→ TASK TO COMPLETE:
Give the lines starting at the one containing "text: training in digital skills: Training" and ending at the one containing "text: employee skills development: employees’" as a JSON list of strings, one string per line, with blank lines omitted.

Lines of data
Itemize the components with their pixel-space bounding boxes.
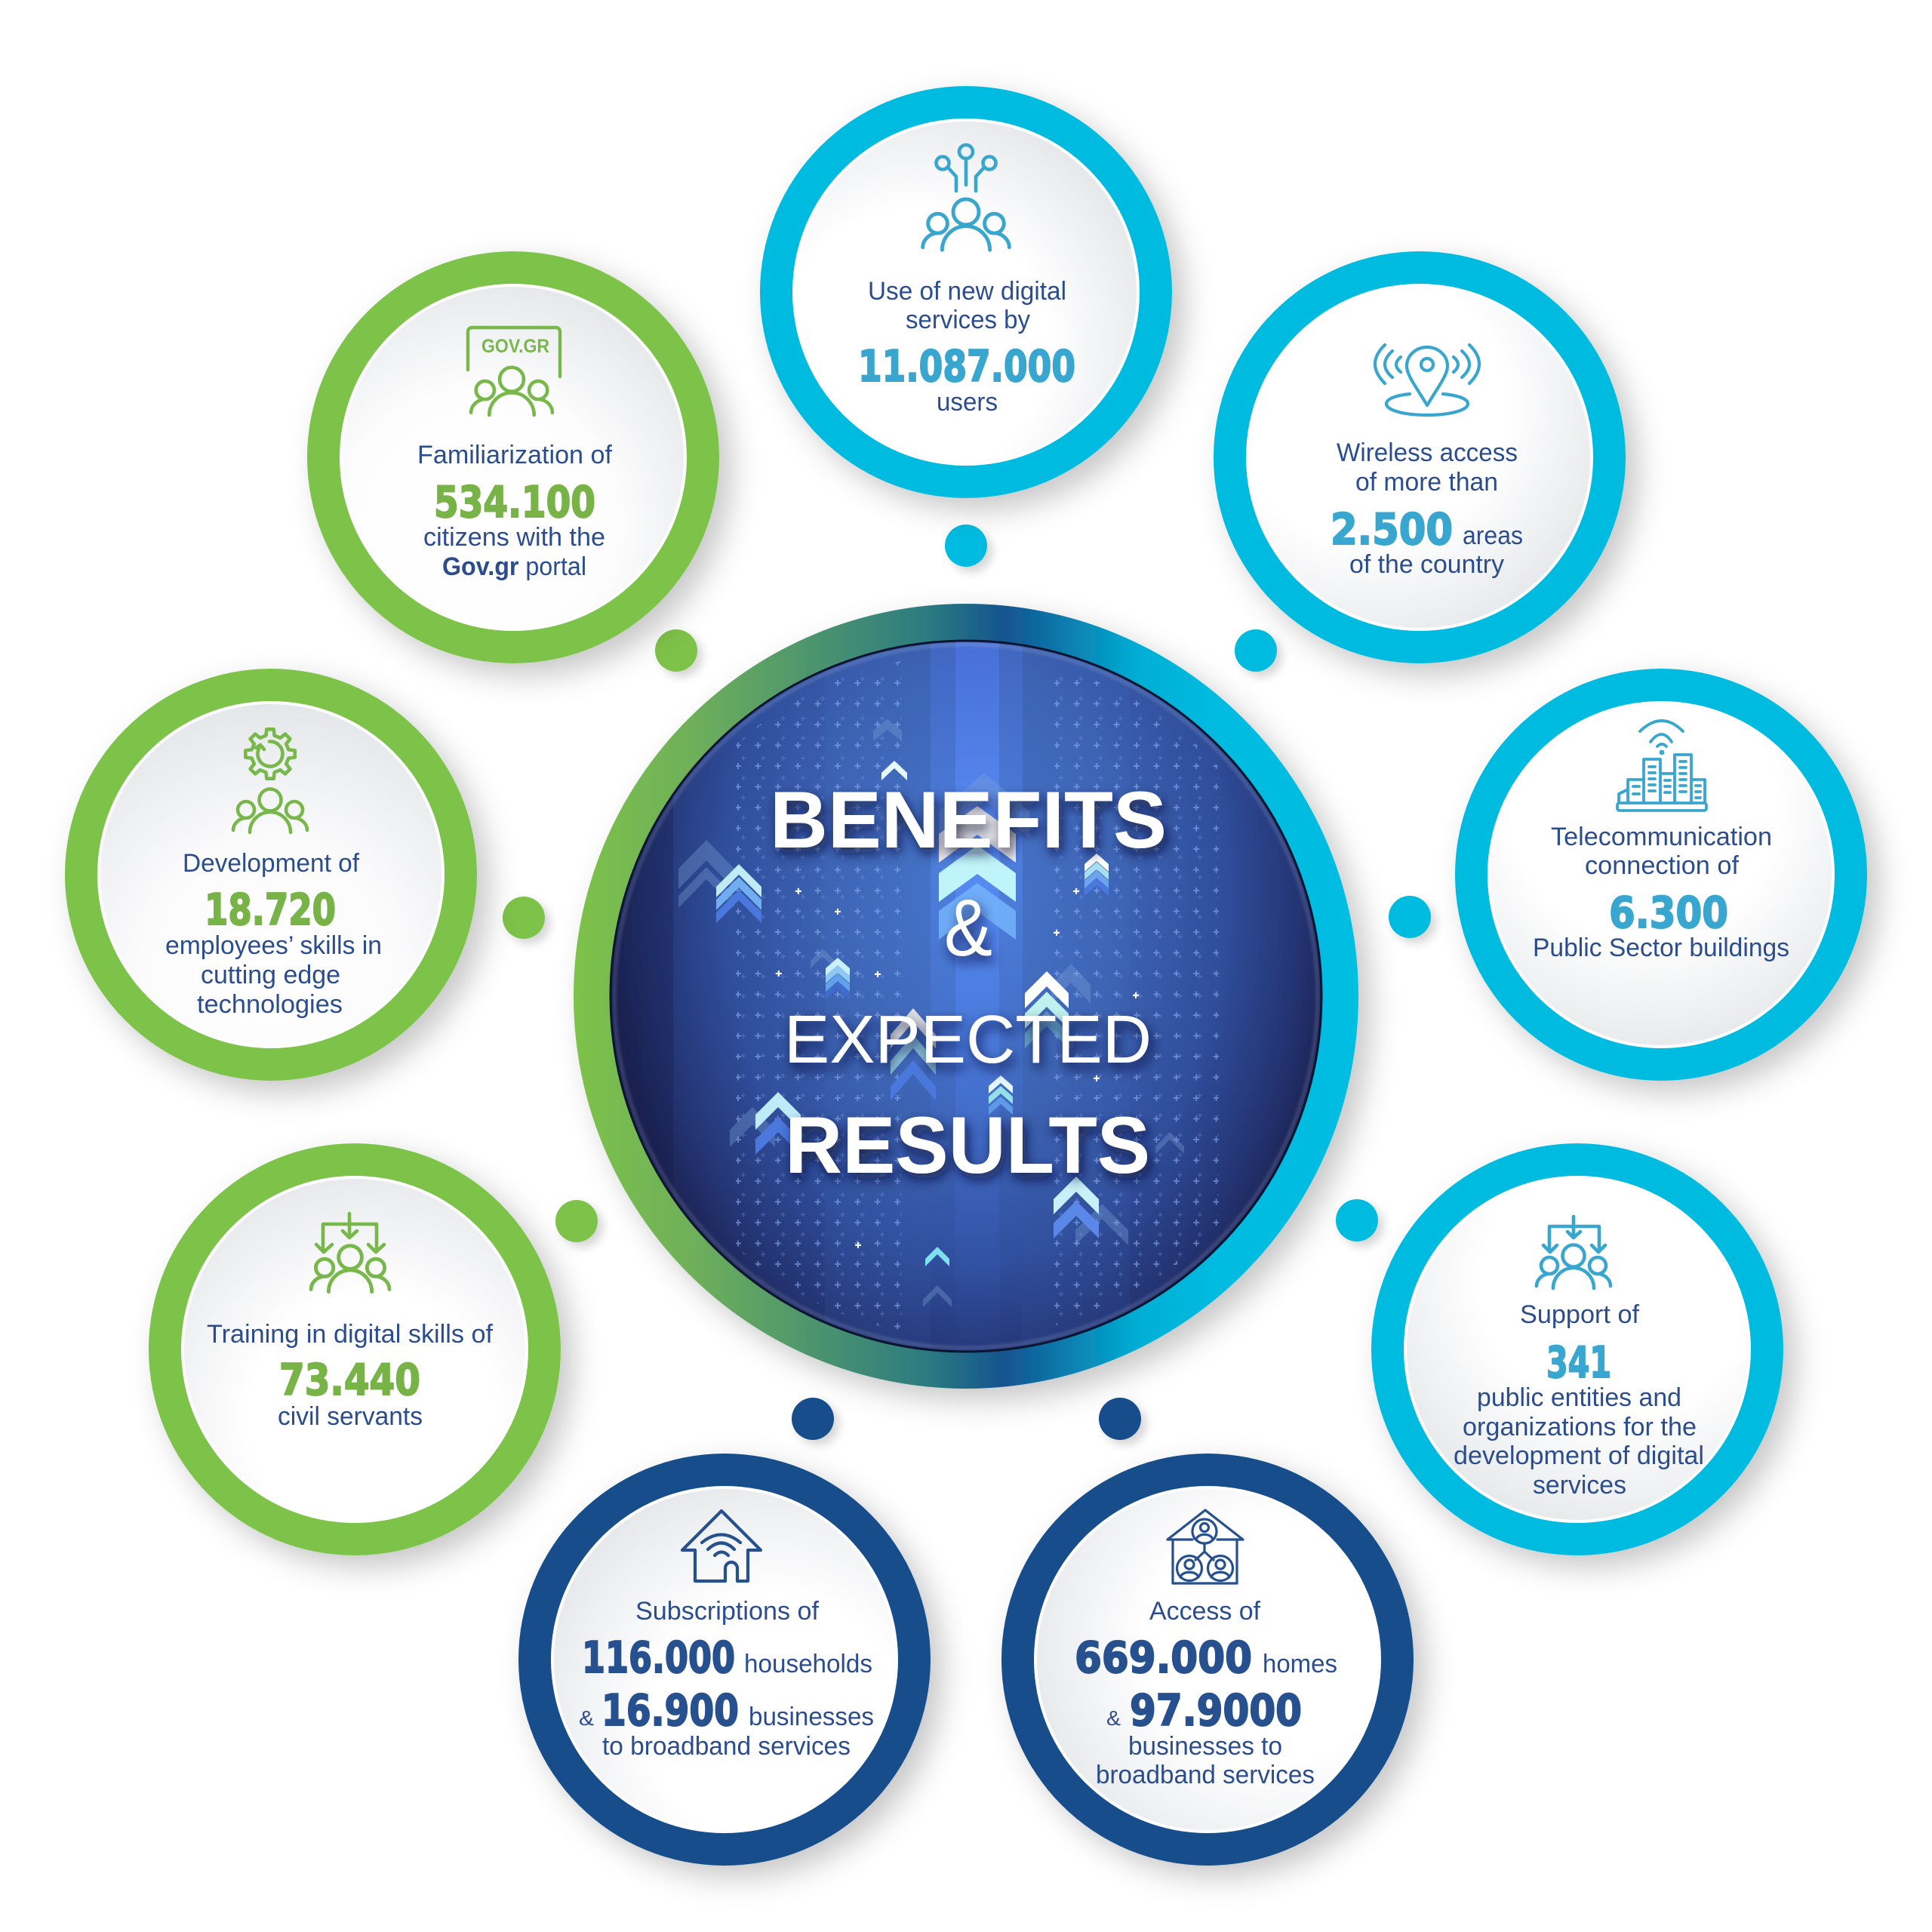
text: training in digital skills: Training in digital skills of bbox=[207, 1320, 494, 1349]
central title: BENEFITS bbox=[770, 774, 1167, 865]
central title bbox=[770, 774, 1167, 1190]
text: subscriptions: households bbox=[744, 1650, 872, 1678]
text: use of digital services: services by bbox=[906, 306, 1030, 334]
text: employee skills development: cutting edge bbox=[201, 961, 340, 989]
text: access of homes: broadband services bbox=[1096, 1761, 1315, 1789]
text: support of public entities: 341 bbox=[1546, 1338, 1611, 1388]
text: wireless access: of the country bbox=[1349, 550, 1504, 579]
central blue disc with chevrons bbox=[611, 641, 1321, 1351]
text: gov.gr familiarization bbox=[417, 441, 613, 581]
icon: location pin with signal bbox=[1375, 345, 1479, 415]
text: support of public entities: services bbox=[1533, 1471, 1626, 1500]
icon: gov.gr screen and people: GOV.GR bbox=[481, 336, 549, 357]
text: wireless access bbox=[1331, 438, 1523, 579]
panel: digital services users bbox=[760, 86, 1172, 498]
text: gov.gr familiarization: citizens with the bbox=[423, 523, 605, 552]
text: access of homes: homes bbox=[1263, 1650, 1337, 1678]
text: use of digital services bbox=[858, 277, 1075, 417]
text: access of homes: 97.9000 bbox=[1130, 1686, 1302, 1736]
text: wireless access: of more than bbox=[1355, 468, 1498, 497]
text: employee skills development bbox=[165, 849, 382, 1019]
text: employee skills development: employees’ skills in bbox=[165, 931, 382, 960]
text: telecommunication connection: connection of bbox=[1585, 851, 1740, 880]
icon: people with arrows bbox=[1537, 1217, 1611, 1288]
panel: access of homes bbox=[1001, 1454, 1414, 1866]
text: gov.gr familiarization: Familiarization of bbox=[417, 441, 613, 469]
central circle: benefits and expected results bbox=[574, 604, 1358, 1389]
text: wireless access: 2.500 bbox=[1331, 505, 1453, 555]
icon: house with wifi bbox=[682, 1511, 761, 1581]
text: subscriptions: to broadband services bbox=[602, 1732, 851, 1761]
text: support of public entities: public entities and bbox=[1477, 1383, 1681, 1412]
text: subscriptions: 16.900 bbox=[601, 1686, 739, 1736]
central gradient ring bbox=[574, 604, 1358, 1389]
text: support of public entities bbox=[1454, 1300, 1704, 1500]
text: telecommunication connection bbox=[1533, 823, 1789, 962]
panel: support of public entities bbox=[1371, 1143, 1783, 1555]
central title: & bbox=[944, 882, 992, 973]
icon: gear and people bbox=[233, 729, 307, 832]
icon: people with arrows bbox=[311, 1214, 389, 1292]
text: telecommunication connection: Telecommunication bbox=[1551, 823, 1772, 851]
text: access of homes: businesses to bbox=[1128, 1732, 1282, 1761]
icon: people with digital network bbox=[923, 145, 1009, 250]
text: support of public entities: development of digital bbox=[1454, 1441, 1704, 1470]
text: training in digital skills: 73.440 bbox=[279, 1355, 420, 1405]
text: support of public entities: organizations for the bbox=[1463, 1413, 1697, 1441]
icon: wifi city buildings bbox=[1617, 721, 1706, 811]
text: use of digital services: users bbox=[937, 388, 998, 417]
text: access of homes: 669.000 bbox=[1075, 1633, 1252, 1683]
text: support of public entities: Support of bbox=[1520, 1300, 1640, 1329]
text: subscriptions: & bbox=[579, 1706, 594, 1730]
text: use of digital services: Use of new digital bbox=[868, 277, 1066, 306]
text: employee skills development: Development of bbox=[183, 849, 360, 878]
panel: subscriptions bbox=[518, 1454, 931, 1866]
text: training in digital skills: civil servants bbox=[278, 1402, 423, 1431]
text: subscriptions bbox=[579, 1597, 874, 1761]
text: subscriptions: 116.000 bbox=[582, 1633, 735, 1683]
panel: telecommunication connection bbox=[1455, 669, 1867, 1081]
text: access of homes bbox=[1075, 1597, 1337, 1789]
connector dots bbox=[503, 525, 1431, 1440]
text: training in digital skills bbox=[207, 1320, 494, 1431]
text: employee skills development: 18.720 bbox=[205, 885, 336, 935]
panel: wireless access bbox=[1214, 251, 1626, 663]
text: telecommunication connection: Public Sector buildings bbox=[1533, 934, 1789, 962]
text: wireless access: Wireless access bbox=[1337, 438, 1518, 467]
text: access of homes: Access of bbox=[1149, 1597, 1261, 1626]
central title: RESULTS bbox=[785, 1100, 1150, 1190]
text: gov.gr familiarization: 534.100 bbox=[434, 478, 595, 528]
text: gov.gr familiarization: Gov.gr portal bbox=[442, 552, 586, 581]
text: subscriptions: Subscriptions of bbox=[635, 1597, 820, 1626]
text: access of homes: & bbox=[1106, 1706, 1121, 1730]
icon: gov.gr screen and people bbox=[468, 328, 560, 415]
icon: house with connected people bbox=[1168, 1510, 1243, 1583]
central title: EXPECTED bbox=[784, 1002, 1152, 1078]
chevron stacks bbox=[716, 761, 1109, 1266]
panel: gov.gr familiarization bbox=[307, 251, 719, 663]
text: wireless access: areas bbox=[1463, 521, 1523, 550]
text: use of digital services: 11.087.000 bbox=[858, 342, 1075, 392]
text: telecommunication connection: 6.300 bbox=[1609, 888, 1728, 938]
text: subscriptions: businesses bbox=[749, 1703, 874, 1731]
panel: training in digital skills bbox=[149, 1143, 561, 1555]
text: employee skills development: technologies bbox=[197, 990, 343, 1019]
panel: employee skills development bbox=[65, 669, 477, 1081]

→ SOLUTION TO THIS PROBLEM:
[
  "text: training in digital skills: Training in digital skills of bbox=[207, 1320, 494, 1349]",
  "central title: BENEFITS bbox=[770, 774, 1167, 865]",
  "central title bbox=[770, 774, 1167, 1190]",
  "text: subscriptions: households bbox=[744, 1650, 872, 1678]",
  "text: use of digital services: services by bbox=[906, 306, 1030, 334]",
  "text: employee skills development: cutting edge bbox=[201, 961, 340, 989]",
  "text: access of homes: broadband services bbox=[1096, 1761, 1315, 1789]",
  "text: support of public entities: 341 bbox=[1546, 1338, 1611, 1388]",
  "text: wireless access: of the country bbox=[1349, 550, 1504, 579]",
  "central blue disc with chevrons bbox=[611, 641, 1321, 1351]",
  "text: gov.gr familiarization bbox=[417, 441, 613, 581]",
  "icon: location pin with signal bbox=[1375, 345, 1479, 415]",
  "text: support of public entities: services bbox=[1533, 1471, 1626, 1500]",
  "icon: gov.gr screen and people: GOV.GR bbox=[481, 336, 549, 357]",
  "text: wireless access bbox=[1331, 438, 1523, 579]",
  "panel: digital services users bbox=[760, 86, 1172, 498]",
  "text: gov.gr familiarization: citizens with the bbox=[423, 523, 605, 552]",
  "text: access of homes: homes bbox=[1263, 1650, 1337, 1678]",
  "text: use of digital services bbox=[858, 277, 1075, 417]",
  "text: access of homes: 97.9000 bbox=[1130, 1686, 1302, 1736]",
  "text: wireless access: of more than bbox=[1355, 468, 1498, 497]",
  "text: employee skills development bbox=[165, 849, 382, 1019]",
  "text: employee skills development: employees’ skills in bbox=[165, 931, 382, 960]"
]